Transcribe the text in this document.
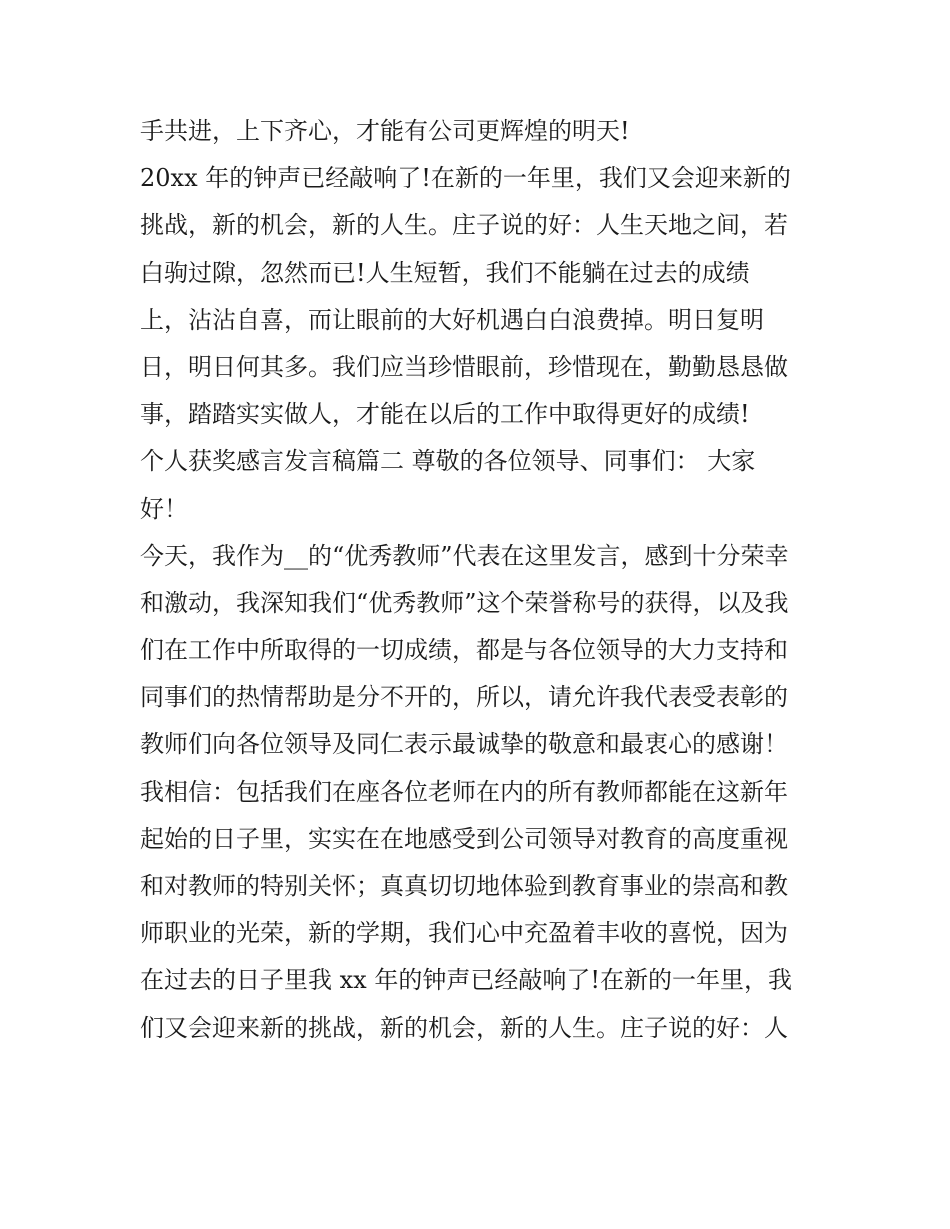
手共进，上下齐心，才能有公司更辉煌的明天!
20xx 年的钟声已经敲响了!在新的一年里，我们又会迎来新的
挑战，新的机会，新的人生。庄子说的好：人生天地之间，若
白驹过隙，忽然而已!人生短暂，我们不能躺在过去的成绩
上，沾沾自喜，而让眼前的大好机遇白白浪费掉。明日复明
日，明日何其多。我们应当珍惜眼前，珍惜现在，勤勤恳恳做
事，踏踏实实做人，才能在以后的工作中取得更好的成绩!
个人获奖感言发言稿篇二 尊敬的各位领导、同事们： 大家
好！
今天，我作为__的“优秀教师”代表在这里发言，感到十分荣幸
和激动，我深知我们“优秀教师”这个荣誉称号的获得，以及我
们在工作中所取得的一切成绩，都是与各位领导的大力支持和
同事们的热情帮助是分不开的，所以，请允许我代表受表彰的
教师们向各位领导及同仁表示最诚挚的敬意和最衷心的感谢！
我相信：包括我们在座各位老师在内的所有教师都能在这新年
起始的日子里，实实在在地感受到公司领导对教育的高度重视
和对教师的特别关怀；真真切切地体验到教育事业的崇高和教
师职业的光荣，新的学期，我们心中充盈着丰收的喜悦，因为
在过去的日子里我 xx 年的钟声已经敲响了!在新的一年里，我
们又会迎来新的挑战，新的机会，新的人生。庄子说的好：人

▬▬▬▬▬▬

__What is required__.
Omit any images, then output the listing exactly.

__Output for this task__.
Transcribe the text in this document.
手共进，上下齐心，才能有公司更辉煌的明天!
20xx 年的钟声已经敲响了!在新的一年里，我们又会迎来新的
挑战，新的机会，新的人生。庄子说的好：人生天地之间，若
白驹过隙，忽然而已!人生短暂，我们不能躺在过去的成绩
上，沾沾自喜，而让眼前的大好机遇白白浪费掉。明日复明
日，明日何其多。我们应当珍惜眼前，珍惜现在，勤勤恳恳做
事，踏踏实实做人，才能在以后的工作中取得更好的成绩!
个人获奖感言发言稿篇二 尊敬的各位领导、同事们： 大家
好！
今天，我作为__的“优秀教师”代表在这里发言，感到十分荣幸
和激动，我深知我们“优秀教师”这个荣誉称号的获得，以及我
们在工作中所取得的一切成绩，都是与各位领导的大力支持和
同事们的热情帮助是分不开的，所以，请允许我代表受表彰的
教师们向各位领导及同仁表示最诚挚的敬意和最衷心的感谢！
我相信：包括我们在座各位老师在内的所有教师都能在这新年
起始的日子里，实实在在地感受到公司领导对教育的高度重视
和对教师的特别关怀；真真切切地体验到教育事业的崇高和教
师职业的光荣，新的学期，我们心中充盈着丰收的喜悦，因为
在过去的日子里我 xx 年的钟声已经敲响了!在新的一年里，我
们又会迎来新的挑战，新的机会，新的人生。庄子说的好：人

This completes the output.